*Given instruction*.
Extract the lines that hold the string "JSON".

*Data lines*.
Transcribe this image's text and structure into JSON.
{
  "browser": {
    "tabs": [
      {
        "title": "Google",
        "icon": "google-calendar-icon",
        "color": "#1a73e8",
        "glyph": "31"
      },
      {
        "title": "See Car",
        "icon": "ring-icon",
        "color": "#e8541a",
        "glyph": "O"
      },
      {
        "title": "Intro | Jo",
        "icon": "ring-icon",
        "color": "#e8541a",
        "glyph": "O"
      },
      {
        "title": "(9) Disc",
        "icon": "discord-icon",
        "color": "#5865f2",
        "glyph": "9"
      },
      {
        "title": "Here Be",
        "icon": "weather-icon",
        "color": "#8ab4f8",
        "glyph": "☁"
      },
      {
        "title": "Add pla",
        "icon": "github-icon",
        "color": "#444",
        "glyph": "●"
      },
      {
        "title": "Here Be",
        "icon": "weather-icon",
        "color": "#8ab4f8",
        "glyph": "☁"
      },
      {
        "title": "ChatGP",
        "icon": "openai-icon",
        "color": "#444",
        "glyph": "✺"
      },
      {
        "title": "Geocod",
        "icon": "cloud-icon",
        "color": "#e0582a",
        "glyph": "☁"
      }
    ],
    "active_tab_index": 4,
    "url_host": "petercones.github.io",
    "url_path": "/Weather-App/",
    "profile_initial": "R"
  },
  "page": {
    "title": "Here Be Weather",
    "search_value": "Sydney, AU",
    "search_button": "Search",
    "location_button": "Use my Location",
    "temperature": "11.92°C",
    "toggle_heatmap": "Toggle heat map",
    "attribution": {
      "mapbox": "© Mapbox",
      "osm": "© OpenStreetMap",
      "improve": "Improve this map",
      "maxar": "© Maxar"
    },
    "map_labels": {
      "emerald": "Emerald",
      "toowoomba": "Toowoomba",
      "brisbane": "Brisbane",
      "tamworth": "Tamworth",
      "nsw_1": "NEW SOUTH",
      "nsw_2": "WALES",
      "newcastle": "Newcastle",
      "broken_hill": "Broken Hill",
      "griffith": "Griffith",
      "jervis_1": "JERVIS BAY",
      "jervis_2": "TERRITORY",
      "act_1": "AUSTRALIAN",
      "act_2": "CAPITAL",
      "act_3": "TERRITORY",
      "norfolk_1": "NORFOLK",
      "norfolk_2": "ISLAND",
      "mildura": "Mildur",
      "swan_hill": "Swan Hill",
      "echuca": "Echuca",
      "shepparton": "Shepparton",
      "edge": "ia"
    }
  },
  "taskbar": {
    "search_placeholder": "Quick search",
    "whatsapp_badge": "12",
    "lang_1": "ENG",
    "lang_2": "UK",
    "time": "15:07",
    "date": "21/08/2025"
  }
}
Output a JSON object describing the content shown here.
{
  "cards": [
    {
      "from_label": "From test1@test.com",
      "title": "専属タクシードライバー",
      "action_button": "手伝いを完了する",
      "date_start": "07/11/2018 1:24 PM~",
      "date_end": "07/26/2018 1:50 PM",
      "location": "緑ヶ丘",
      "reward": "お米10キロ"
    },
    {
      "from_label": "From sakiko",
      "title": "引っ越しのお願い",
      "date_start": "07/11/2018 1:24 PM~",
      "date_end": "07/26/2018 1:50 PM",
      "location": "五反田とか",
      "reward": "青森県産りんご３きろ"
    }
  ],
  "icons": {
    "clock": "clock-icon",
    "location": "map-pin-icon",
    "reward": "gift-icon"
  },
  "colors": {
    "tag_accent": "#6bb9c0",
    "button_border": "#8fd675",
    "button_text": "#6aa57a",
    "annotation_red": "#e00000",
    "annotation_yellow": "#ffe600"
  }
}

*Answer to the task*.
Transcribe this image's text and structure into JSON.
Output a JSON object describing the content shown here.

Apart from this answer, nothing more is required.